RECORDS:

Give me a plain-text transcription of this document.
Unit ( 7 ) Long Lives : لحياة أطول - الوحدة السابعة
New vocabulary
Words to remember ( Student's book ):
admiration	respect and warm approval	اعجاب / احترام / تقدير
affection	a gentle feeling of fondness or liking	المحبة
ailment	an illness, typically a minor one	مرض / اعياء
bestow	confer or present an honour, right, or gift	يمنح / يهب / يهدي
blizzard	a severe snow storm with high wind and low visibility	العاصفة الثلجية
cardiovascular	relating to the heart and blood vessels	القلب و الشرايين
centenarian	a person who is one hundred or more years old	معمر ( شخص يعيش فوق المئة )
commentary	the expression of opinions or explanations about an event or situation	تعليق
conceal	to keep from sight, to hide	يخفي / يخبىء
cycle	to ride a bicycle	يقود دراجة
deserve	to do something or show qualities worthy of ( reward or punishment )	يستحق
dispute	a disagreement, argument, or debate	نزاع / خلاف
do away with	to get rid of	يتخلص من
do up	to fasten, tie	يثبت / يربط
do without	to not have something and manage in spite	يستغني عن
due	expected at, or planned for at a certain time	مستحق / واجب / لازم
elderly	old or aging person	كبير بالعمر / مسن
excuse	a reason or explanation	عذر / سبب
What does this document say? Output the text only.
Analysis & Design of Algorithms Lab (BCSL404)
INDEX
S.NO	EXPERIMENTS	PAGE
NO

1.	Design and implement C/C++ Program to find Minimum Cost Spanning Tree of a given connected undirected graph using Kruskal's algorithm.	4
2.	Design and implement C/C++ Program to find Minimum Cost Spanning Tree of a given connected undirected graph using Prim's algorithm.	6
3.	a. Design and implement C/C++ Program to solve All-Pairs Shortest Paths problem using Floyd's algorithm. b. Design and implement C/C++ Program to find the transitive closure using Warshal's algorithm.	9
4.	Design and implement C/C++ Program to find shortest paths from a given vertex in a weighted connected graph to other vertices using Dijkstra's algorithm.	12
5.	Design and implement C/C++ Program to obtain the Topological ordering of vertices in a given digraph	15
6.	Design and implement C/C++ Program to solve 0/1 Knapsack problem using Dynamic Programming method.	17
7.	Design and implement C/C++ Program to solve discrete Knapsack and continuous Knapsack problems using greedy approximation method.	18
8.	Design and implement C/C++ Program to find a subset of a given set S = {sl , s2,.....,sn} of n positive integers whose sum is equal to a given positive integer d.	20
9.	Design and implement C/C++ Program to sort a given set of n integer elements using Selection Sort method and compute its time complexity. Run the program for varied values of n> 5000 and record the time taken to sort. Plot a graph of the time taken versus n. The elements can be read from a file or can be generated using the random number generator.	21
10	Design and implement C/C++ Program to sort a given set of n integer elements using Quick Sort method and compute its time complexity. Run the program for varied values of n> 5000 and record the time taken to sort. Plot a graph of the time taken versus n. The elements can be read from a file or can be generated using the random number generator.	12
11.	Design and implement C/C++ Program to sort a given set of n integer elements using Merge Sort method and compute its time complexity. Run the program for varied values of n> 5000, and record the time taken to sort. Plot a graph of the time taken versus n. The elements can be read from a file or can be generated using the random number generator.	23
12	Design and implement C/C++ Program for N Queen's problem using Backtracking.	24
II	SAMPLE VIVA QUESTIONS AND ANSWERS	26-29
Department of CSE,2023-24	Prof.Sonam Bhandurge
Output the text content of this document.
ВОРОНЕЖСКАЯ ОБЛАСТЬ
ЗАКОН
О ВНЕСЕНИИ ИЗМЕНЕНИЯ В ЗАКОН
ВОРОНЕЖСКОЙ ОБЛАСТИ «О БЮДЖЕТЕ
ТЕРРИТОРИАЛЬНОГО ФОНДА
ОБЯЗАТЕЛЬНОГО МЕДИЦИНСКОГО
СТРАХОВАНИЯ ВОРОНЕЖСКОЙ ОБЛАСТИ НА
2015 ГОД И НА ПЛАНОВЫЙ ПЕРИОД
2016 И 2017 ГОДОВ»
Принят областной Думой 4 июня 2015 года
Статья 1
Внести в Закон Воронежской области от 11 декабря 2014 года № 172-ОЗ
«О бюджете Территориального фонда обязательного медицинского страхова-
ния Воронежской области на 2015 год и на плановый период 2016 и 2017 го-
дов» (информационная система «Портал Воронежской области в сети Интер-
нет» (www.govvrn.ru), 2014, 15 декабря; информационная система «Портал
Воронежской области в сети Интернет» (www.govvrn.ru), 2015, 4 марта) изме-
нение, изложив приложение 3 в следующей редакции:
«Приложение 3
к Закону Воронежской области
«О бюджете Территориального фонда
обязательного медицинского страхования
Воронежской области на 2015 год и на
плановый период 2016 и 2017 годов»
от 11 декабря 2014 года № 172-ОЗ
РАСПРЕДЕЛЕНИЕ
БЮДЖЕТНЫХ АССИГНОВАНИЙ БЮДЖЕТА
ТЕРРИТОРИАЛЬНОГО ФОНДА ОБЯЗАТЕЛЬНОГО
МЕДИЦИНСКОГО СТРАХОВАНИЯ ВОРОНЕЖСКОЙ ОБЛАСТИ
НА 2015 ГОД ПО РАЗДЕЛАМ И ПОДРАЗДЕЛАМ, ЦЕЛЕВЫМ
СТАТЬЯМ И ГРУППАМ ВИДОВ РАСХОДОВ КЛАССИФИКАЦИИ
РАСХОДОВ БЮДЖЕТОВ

EXERCISE: Go through the listing above and locate each line that holds the word "года". Copy those lines.

RESULT FOR THIS TASK:
Принят областной Думой 4 июня 2015 года
Внести в Закон Воронежской области от 11 декабря 2014 года № 172-ОЗ
от 11 декабря 2014 года № 172-ОЗ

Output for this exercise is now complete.